[Data excerpts]

____________________

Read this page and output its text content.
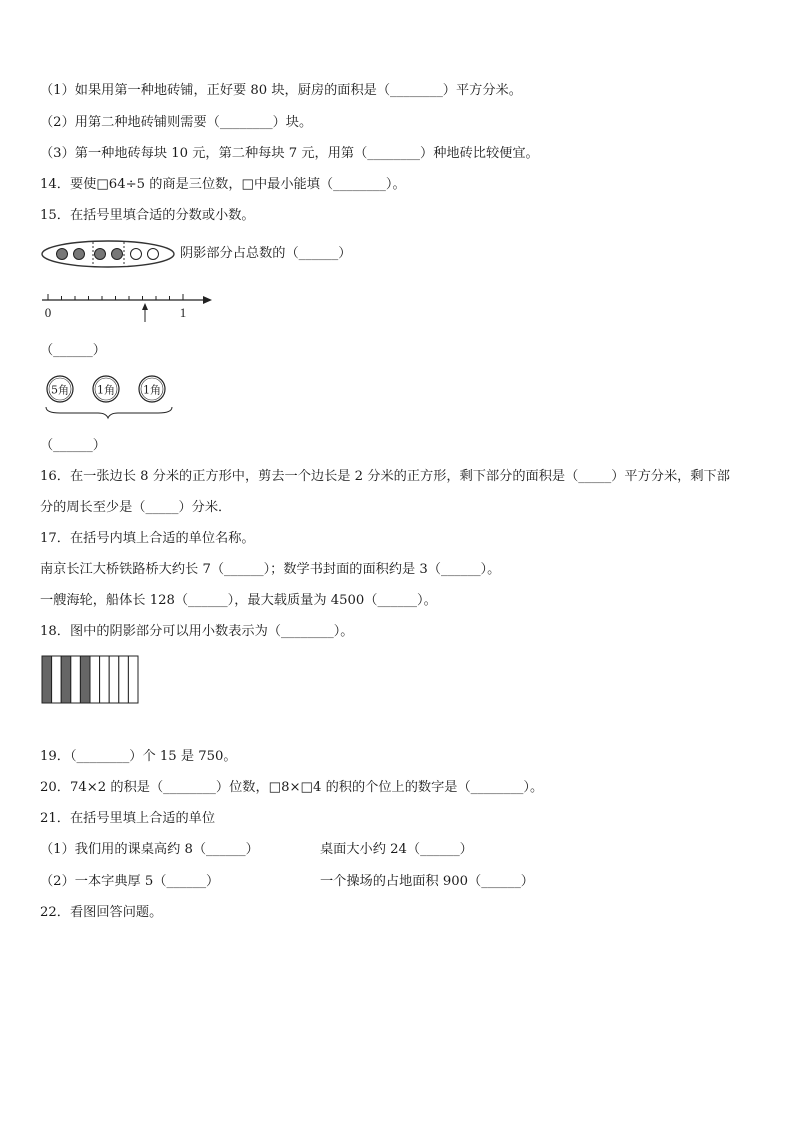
（1）如果用第一种地砖铺，正好要 80 块，厨房的面积是（________）平方分米。
（2）用第二种地砖铺则需要（________）块。
（3）第一种地砖每块 10 元，第二种每块 7 元，用第（________）种地砖比较便宜。
14．要使□64÷5 的商是三位数，□中最小能填（________）。
15．在括号里填合适的分数或小数。
阴影部分占总数的（______）
0	1
（______）
5角	1角	1角
（______）
16．在一张边长 8 分米的正方形中，剪去一个边长是 2 分米的正方形，剩下部分的面积是（_____）平方分米，剩下部
分的周长至少是（_____）分米．
17．在括号内填上合适的单位名称。
南京长江大桥铁路桥大约长 7（______）；数学书封面的面积约是 3（______）。
一艘海轮，船体长 128（______），最大载质量为 4500（______）。
18．图中的阴影部分可以用小数表示为（________）。
19．（________）个 15 是 750。
20．74×2 的积是（________）位数，□8×□4 的积的个位上的数字是（________）。
21．在括号里填上合适的单位
（1）我们用的课桌高约 8（______）	桌面大小约 24（______）
（2）一本字典厚 5（______）	一个操场的占地面积 900（______）
22．看图回答问题。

____________________

--- Exercise description ---
What is the number of lines in the records that contain "平方分米"? Give that number only.

--- The result ---
2